WHAT IS EXPECTED ▸ Pick out the lines below that include the string "name".
--
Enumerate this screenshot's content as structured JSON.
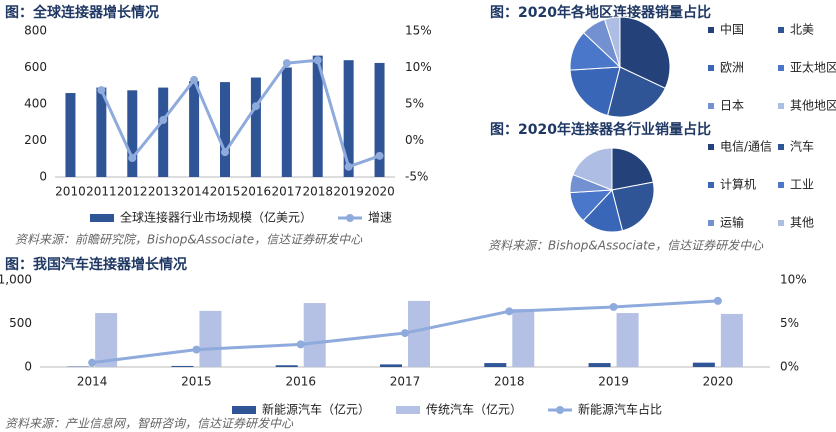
{
  "chart_data": [
    {
      "type": "bar",
      "title": "图：全球连接器增长情况",
      "source": "资料来源：前瞻研究院，Bishop&Associate，信达证券研发中心",
      "categories": [
        "2010",
        "2011",
        "2012",
        "2013",
        "2014",
        "2015",
        "2016",
        "2017",
        "2018",
        "2019",
        "2020"
      ],
      "series": [
        {
          "name": "全球连接器行业市场规模（亿美元）",
          "type": "bar",
          "color": "#2f5597",
          "values": [
            460,
            490,
            475,
            490,
            525,
            520,
            545,
            600,
            665,
            640,
            625
          ]
        },
        {
          "name": "增速",
          "type": "line",
          "axis": "y2",
          "color": "#8faadc",
          "values": [
            null,
            6.9,
            -2.4,
            2.8,
            8.3,
            -1.6,
            4.7,
            10.6,
            11.0,
            -3.6,
            -2.1
          ]
        }
      ],
      "ylim": [
        0,
        800
      ],
      "yticks": [
        0,
        200,
        400,
        600,
        800
      ],
      "y2lim": [
        -5,
        15
      ],
      "y2ticks": [
        {
          "value": -5,
          "label": "-5%"
        },
        {
          "value": 0,
          "label": "0%"
        },
        {
          "value": 5,
          "label": "5%"
        },
        {
          "value": 10,
          "label": "10%"
        },
        {
          "value": 15,
          "label": "15%"
        }
      ]
    },
    {
      "type": "pie",
      "title": "图：2020年各地区连接器销量占比",
      "categories": [
        "中国",
        "北美",
        "欧洲",
        "亚太地区",
        "日本",
        "其他地区"
      ],
      "values": [
        32,
        22,
        20,
        13,
        8,
        5
      ],
      "colors": [
        "#24417a",
        "#2f5597",
        "#3a66b8",
        "#4a77c9",
        "#7391d1",
        "#aebde3"
      ]
    },
    {
      "type": "pie",
      "title": "图：2020年连接器各行业销量占比",
      "source": "资料来源：Bishop&Associate，信达证券研发中心",
      "categories": [
        "电信/通信",
        "汽车",
        "计算机",
        "工业",
        "运输",
        "其他"
      ],
      "values": [
        22,
        24,
        16,
        12,
        7,
        19
      ],
      "colors": [
        "#24417a",
        "#2f5597",
        "#3a66b8",
        "#4a77c9",
        "#7391d1",
        "#aebde3"
      ]
    },
    {
      "type": "bar",
      "title": "图：我国汽车连接器增长情况",
      "source": "资料来源：产业信息网，智研咨询，信达证券研发中心",
      "categories": [
        "2014",
        "2015",
        "2016",
        "2017",
        "2018",
        "2019",
        "2020"
      ],
      "series": [
        {
          "name": "新能源汽车（亿元）",
          "type": "bar",
          "color": "#2f5597",
          "values": [
            5,
            12,
            20,
            30,
            45,
            45,
            50
          ]
        },
        {
          "name": "传统汽车（亿元）",
          "type": "bar",
          "color": "#b4c0e4",
          "values": [
            620,
            645,
            735,
            760,
            667,
            620,
            610
          ]
        },
        {
          "name": "新能源汽车占比",
          "type": "line",
          "axis": "y2",
          "color": "#8faadc",
          "values": [
            0.5,
            2.0,
            2.6,
            3.9,
            6.4,
            6.9,
            7.6
          ]
        }
      ],
      "ylim": [
        0,
        1000
      ],
      "yticks": [
        0,
        500,
        {
          "value": 1000,
          "label": "1,000"
        }
      ],
      "y2lim": [
        0,
        10
      ],
      "y2ticks": [
        {
          "value": 0,
          "label": "0%"
        },
        {
          "value": 5,
          "label": "5%"
        },
        {
          "value": 10,
          "label": "10%"
        }
      ]
    }
  ]
}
--
TASK RESPONSE ▸
          "name": "全球连接器行业市场规模（亿美元）",
          "name": "增速",
          "name": "新能源汽车（亿元）",
          "name": "传统汽车（亿元）",
          "name": "新能源汽车占比",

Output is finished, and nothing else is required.